[Entries from a visual dataset]
******
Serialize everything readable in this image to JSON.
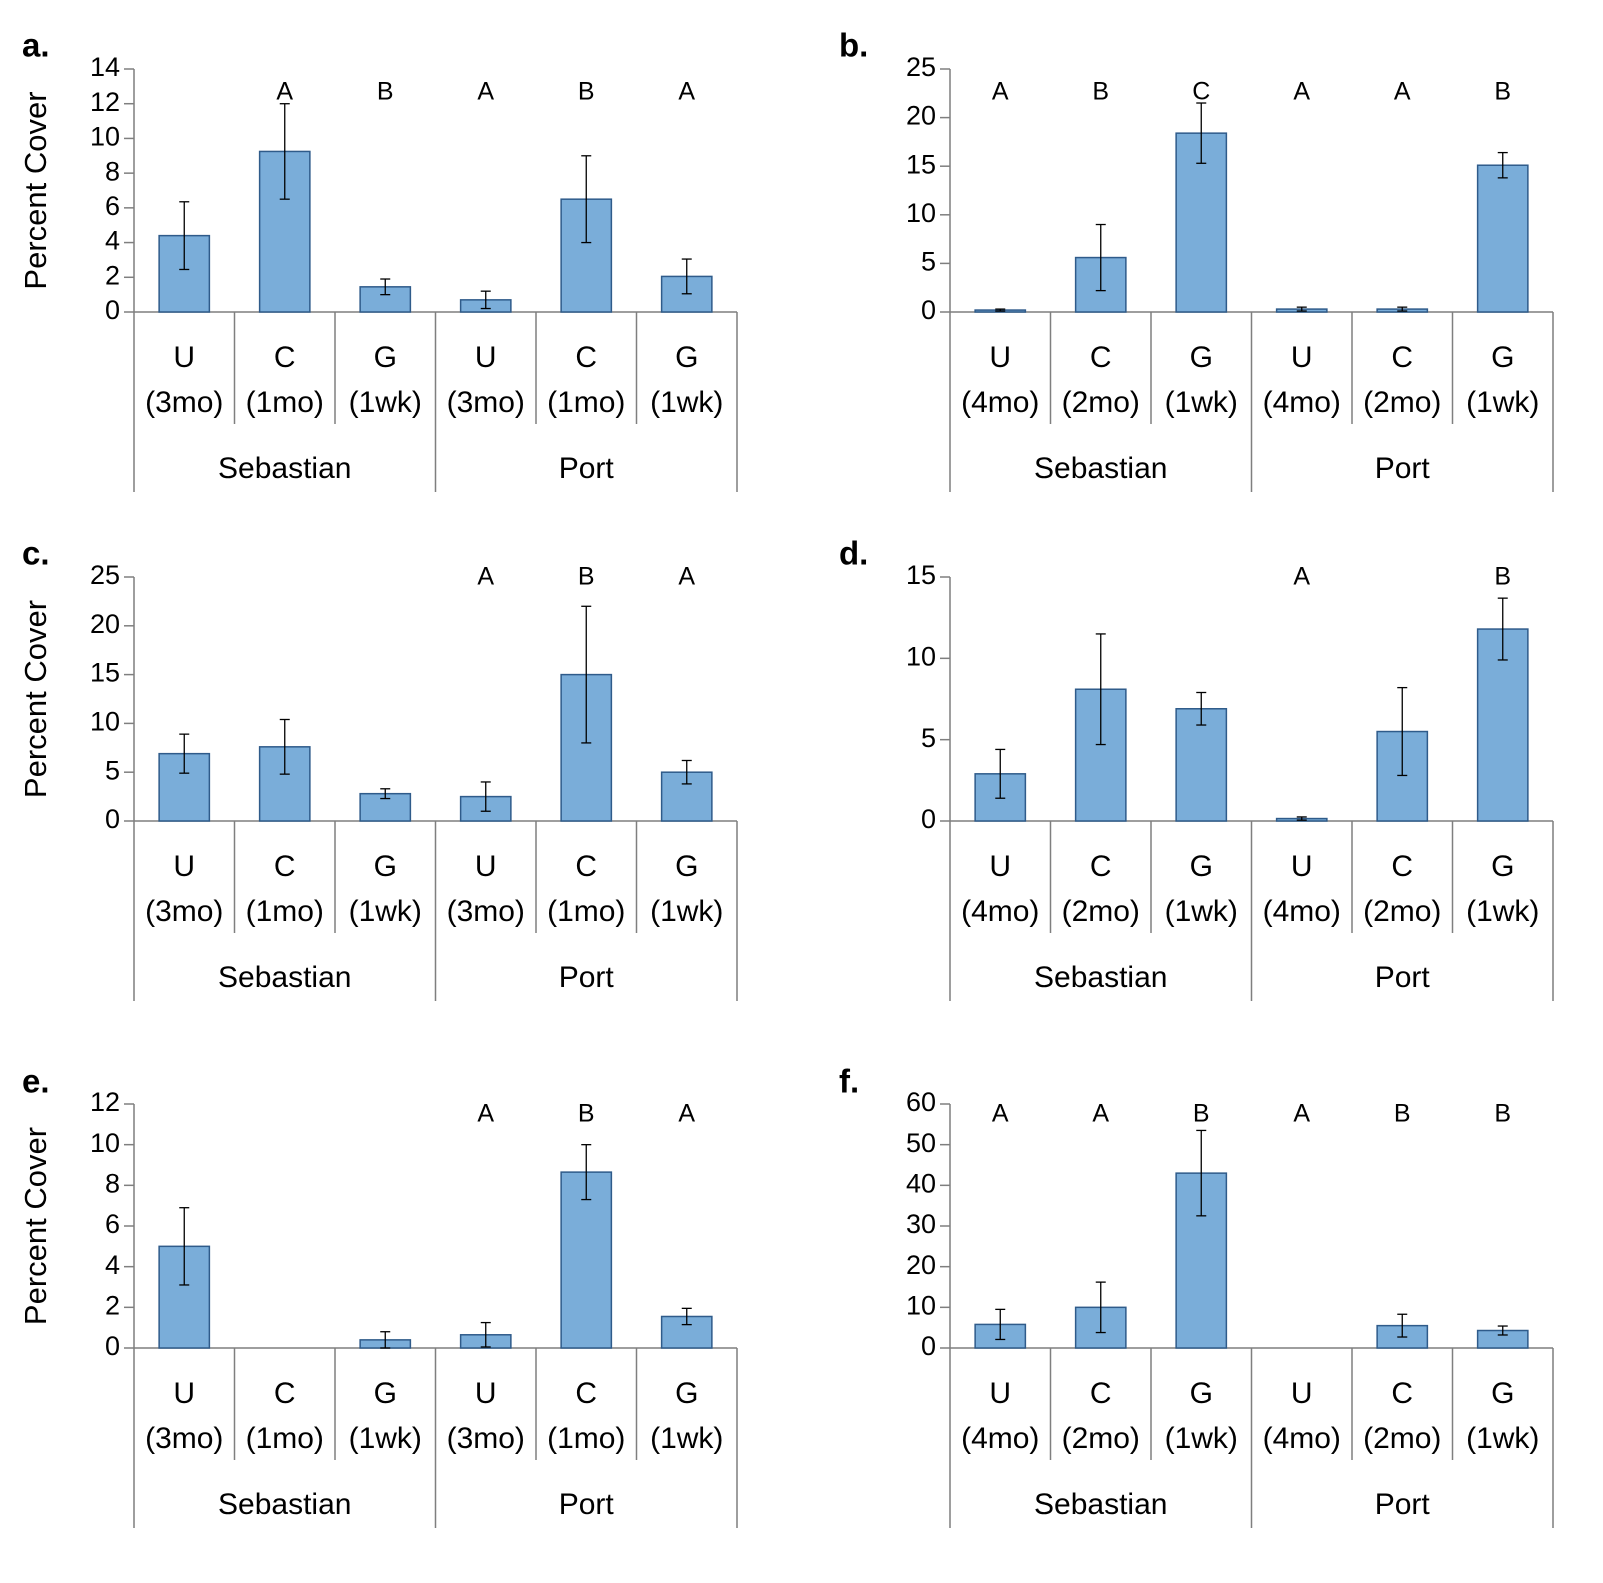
{
  "chart_data": [
    {
      "panel": "a.",
      "type": "bar",
      "ylabel": "Percent Cover",
      "ylim": [
        0,
        14
      ],
      "yticks": [
        0,
        2,
        4,
        6,
        8,
        10,
        12,
        14
      ],
      "groups": [
        "Sebastian",
        "Port"
      ],
      "categories": [
        [
          "U",
          "(3mo)"
        ],
        [
          "C",
          "(1mo)"
        ],
        [
          "G",
          "(1wk)"
        ],
        [
          "U",
          "(3mo)"
        ],
        [
          "C",
          "(1mo)"
        ],
        [
          "G",
          "(1wk)"
        ]
      ],
      "values": [
        4.4,
        9.25,
        1.45,
        0.7,
        6.5,
        2.05
      ],
      "errors": [
        1.95,
        2.75,
        0.45,
        0.5,
        2.5,
        1.0
      ],
      "letters": [
        "",
        "A",
        "B",
        "A",
        "B",
        "A"
      ]
    },
    {
      "panel": "b.",
      "type": "bar",
      "ylabel": "",
      "ylim": [
        0,
        25
      ],
      "yticks": [
        0,
        5,
        10,
        15,
        20,
        25
      ],
      "groups": [
        "Sebastian",
        "Port"
      ],
      "categories": [
        [
          "U",
          "(4mo)"
        ],
        [
          "C",
          "(2mo)"
        ],
        [
          "G",
          "(1wk)"
        ],
        [
          "U",
          "(4mo)"
        ],
        [
          "C",
          "(2mo)"
        ],
        [
          "G",
          "(1wk)"
        ]
      ],
      "values": [
        0.2,
        5.6,
        18.4,
        0.3,
        0.3,
        15.1
      ],
      "errors": [
        0.1,
        3.4,
        3.1,
        0.2,
        0.2,
        1.3
      ],
      "letters": [
        "A",
        "B",
        "C",
        "A",
        "A",
        "B"
      ]
    },
    {
      "panel": "c.",
      "type": "bar",
      "ylabel": "Percent Cover",
      "ylim": [
        0,
        25
      ],
      "yticks": [
        0,
        5,
        10,
        15,
        20,
        25
      ],
      "groups": [
        "Sebastian",
        "Port"
      ],
      "categories": [
        [
          "U",
          "(3mo)"
        ],
        [
          "C",
          "(1mo)"
        ],
        [
          "G",
          "(1wk)"
        ],
        [
          "U",
          "(3mo)"
        ],
        [
          "C",
          "(1mo)"
        ],
        [
          "G",
          "(1wk)"
        ]
      ],
      "values": [
        6.9,
        7.6,
        2.8,
        2.5,
        15.0,
        5.0
      ],
      "errors": [
        2.0,
        2.8,
        0.5,
        1.5,
        7.0,
        1.2
      ],
      "letters": [
        "",
        "",
        "",
        "A",
        "B",
        "A"
      ]
    },
    {
      "panel": "d.",
      "type": "bar",
      "ylabel": "",
      "ylim": [
        0,
        15
      ],
      "yticks": [
        0,
        5,
        10,
        15
      ],
      "groups": [
        "Sebastian",
        "Port"
      ],
      "categories": [
        [
          "U",
          "(4mo)"
        ],
        [
          "C",
          "(2mo)"
        ],
        [
          "G",
          "(1wk)"
        ],
        [
          "U",
          "(4mo)"
        ],
        [
          "C",
          "(2mo)"
        ],
        [
          "G",
          "(1wk)"
        ]
      ],
      "values": [
        2.9,
        8.1,
        6.9,
        0.15,
        5.5,
        11.8
      ],
      "errors": [
        1.5,
        3.4,
        1.0,
        0.1,
        2.7,
        1.9
      ],
      "letters": [
        "",
        "",
        "",
        "A",
        "",
        "B"
      ]
    },
    {
      "panel": "e.",
      "type": "bar",
      "ylabel": "Percent Cover",
      "ylim": [
        0,
        12
      ],
      "yticks": [
        0,
        2,
        4,
        6,
        8,
        10,
        12
      ],
      "groups": [
        "Sebastian",
        "Port"
      ],
      "categories": [
        [
          "U",
          "(3mo)"
        ],
        [
          "C",
          "(1mo)"
        ],
        [
          "G",
          "(1wk)"
        ],
        [
          "U",
          "(3mo)"
        ],
        [
          "C",
          "(1mo)"
        ],
        [
          "G",
          "(1wk)"
        ]
      ],
      "values": [
        5.0,
        0,
        0.4,
        0.65,
        8.65,
        1.55
      ],
      "errors": [
        1.9,
        0,
        0.4,
        0.6,
        1.35,
        0.4
      ],
      "letters": [
        "",
        "",
        "",
        "A",
        "B",
        "A"
      ]
    },
    {
      "panel": "f.",
      "type": "bar",
      "ylabel": "",
      "ylim": [
        0,
        60
      ],
      "yticks": [
        0,
        10,
        20,
        30,
        40,
        50,
        60
      ],
      "groups": [
        "Sebastian",
        "Port"
      ],
      "categories": [
        [
          "U",
          "(4mo)"
        ],
        [
          "C",
          "(2mo)"
        ],
        [
          "G",
          "(1wk)"
        ],
        [
          "U",
          "(4mo)"
        ],
        [
          "C",
          "(2mo)"
        ],
        [
          "G",
          "(1wk)"
        ]
      ],
      "values": [
        5.8,
        10.0,
        43.0,
        0,
        5.5,
        4.3
      ],
      "errors": [
        3.7,
        6.2,
        10.5,
        0,
        2.8,
        1.1
      ],
      "letters": [
        "A",
        "A",
        "B",
        "A",
        "B",
        "B"
      ]
    }
  ],
  "colors": {
    "bar_fill": "#7aadd9",
    "bar_stroke": "#2f5b8a",
    "axis": "#7f7f7f"
  }
}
******
Copy all the lines of data exactly as they appear, dropping any images.

■ REPLY TO THE EXERCISE
Serialize everything readable in this image to JSON.
{
  "chart_data": [
    {
      "panel": "a.",
      "type": "bar",
      "ylabel": "Percent Cover",
      "ylim": [
        0,
        14
      ],
      "yticks": [
        0,
        2,
        4,
        6,
        8,
        10,
        12,
        14
      ],
      "groups": [
        "Sebastian",
        "Port"
      ],
      "categories": [
        [
          "U",
          "(3mo)"
        ],
        [
          "C",
          "(1mo)"
        ],
        [
          "G",
          "(1wk)"
        ],
        [
          "U",
          "(3mo)"
        ],
        [
          "C",
          "(1mo)"
        ],
        [
          "G",
          "(1wk)"
        ]
      ],
      "values": [
        4.4,
        9.25,
        1.45,
        0.7,
        6.5,
        2.05
      ],
      "errors": [
        1.95,
        2.75,
        0.45,
        0.5,
        2.5,
        1.0
      ],
      "letters": [
        "",
        "A",
        "B",
        "A",
        "B",
        "A"
      ]
    },
    {
      "panel": "b.",
      "type": "bar",
      "ylabel": "",
      "ylim": [
        0,
        25
      ],
      "yticks": [
        0,
        5,
        10,
        15,
        20,
        25
      ],
      "groups": [
        "Sebastian",
        "Port"
      ],
      "categories": [
        [
          "U",
          "(4mo)"
        ],
        [
          "C",
          "(2mo)"
        ],
        [
          "G",
          "(1wk)"
        ],
        [
          "U",
          "(4mo)"
        ],
        [
          "C",
          "(2mo)"
        ],
        [
          "G",
          "(1wk)"
        ]
      ],
      "values": [
        0.2,
        5.6,
        18.4,
        0.3,
        0.3,
        15.1
      ],
      "errors": [
        0.1,
        3.4,
        3.1,
        0.2,
        0.2,
        1.3
      ],
      "letters": [
        "A",
        "B",
        "C",
        "A",
        "A",
        "B"
      ]
    },
    {
      "panel": "c.",
      "type": "bar",
      "ylabel": "Percent Cover",
      "ylim": [
        0,
        25
      ],
      "yticks": [
        0,
        5,
        10,
        15,
        20,
        25
      ],
      "groups": [
        "Sebastian",
        "Port"
      ],
      "categories": [
        [
          "U",
          "(3mo)"
        ],
        [
          "C",
          "(1mo)"
        ],
        [
          "G",
          "(1wk)"
        ],
        [
          "U",
          "(3mo)"
        ],
        [
          "C",
          "(1mo)"
        ],
        [
          "G",
          "(1wk)"
        ]
      ],
      "values": [
        6.9,
        7.6,
        2.8,
        2.5,
        15.0,
        5.0
      ],
      "errors": [
        2.0,
        2.8,
        0.5,
        1.5,
        7.0,
        1.2
      ],
      "letters": [
        "",
        "",
        "",
        "A",
        "B",
        "A"
      ]
    },
    {
      "panel": "d.",
      "type": "bar",
      "ylabel": "",
      "ylim": [
        0,
        15
      ],
      "yticks": [
        0,
        5,
        10,
        15
      ],
      "groups": [
        "Sebastian",
        "Port"
      ],
      "categories": [
        [
          "U",
          "(4mo)"
        ],
        [
          "C",
          "(2mo)"
        ],
        [
          "G",
          "(1wk)"
        ],
        [
          "U",
          "(4mo)"
        ],
        [
          "C",
          "(2mo)"
        ],
        [
          "G",
          "(1wk)"
        ]
      ],
      "values": [
        2.9,
        8.1,
        6.9,
        0.15,
        5.5,
        11.8
      ],
      "errors": [
        1.5,
        3.4,
        1.0,
        0.1,
        2.7,
        1.9
      ],
      "letters": [
        "",
        "",
        "",
        "A",
        "",
        "B"
      ]
    },
    {
      "panel": "e.",
      "type": "bar",
      "ylabel": "Percent Cover",
      "ylim": [
        0,
        12
      ],
      "yticks": [
        0,
        2,
        4,
        6,
        8,
        10,
        12
      ],
      "groups": [
        "Sebastian",
        "Port"
      ],
      "categories": [
        [
          "U",
          "(3mo)"
        ],
        [
          "C",
          "(1mo)"
        ],
        [
          "G",
          "(1wk)"
        ],
        [
          "U",
          "(3mo)"
        ],
        [
          "C",
          "(1mo)"
        ],
        [
          "G",
          "(1wk)"
        ]
      ],
      "values": [
        5.0,
        0,
        0.4,
        0.65,
        8.65,
        1.55
      ],
      "errors": [
        1.9,
        0,
        0.4,
        0.6,
        1.35,
        0.4
      ],
      "letters": [
        "",
        "",
        "",
        "A",
        "B",
        "A"
      ]
    },
    {
      "panel": "f.",
      "type": "bar",
      "ylabel": "",
      "ylim": [
        0,
        60
      ],
      "yticks": [
        0,
        10,
        20,
        30,
        40,
        50,
        60
      ],
      "groups": [
        "Sebastian",
        "Port"
      ],
      "categories": [
        [
          "U",
          "(4mo)"
        ],
        [
          "C",
          "(2mo)"
        ],
        [
          "G",
          "(1wk)"
        ],
        [
          "U",
          "(4mo)"
        ],
        [
          "C",
          "(2mo)"
        ],
        [
          "G",
          "(1wk)"
        ]
      ],
      "values": [
        5.8,
        10.0,
        43.0,
        0,
        5.5,
        4.3
      ],
      "errors": [
        3.7,
        6.2,
        10.5,
        0,
        2.8,
        1.1
      ],
      "letters": [
        "A",
        "A",
        "B",
        "A",
        "B",
        "B"
      ]
    }
  ],
  "colors": {
    "bar_fill": "#7aadd9",
    "bar_stroke": "#2f5b8a",
    "axis": "#7f7f7f"
  }
}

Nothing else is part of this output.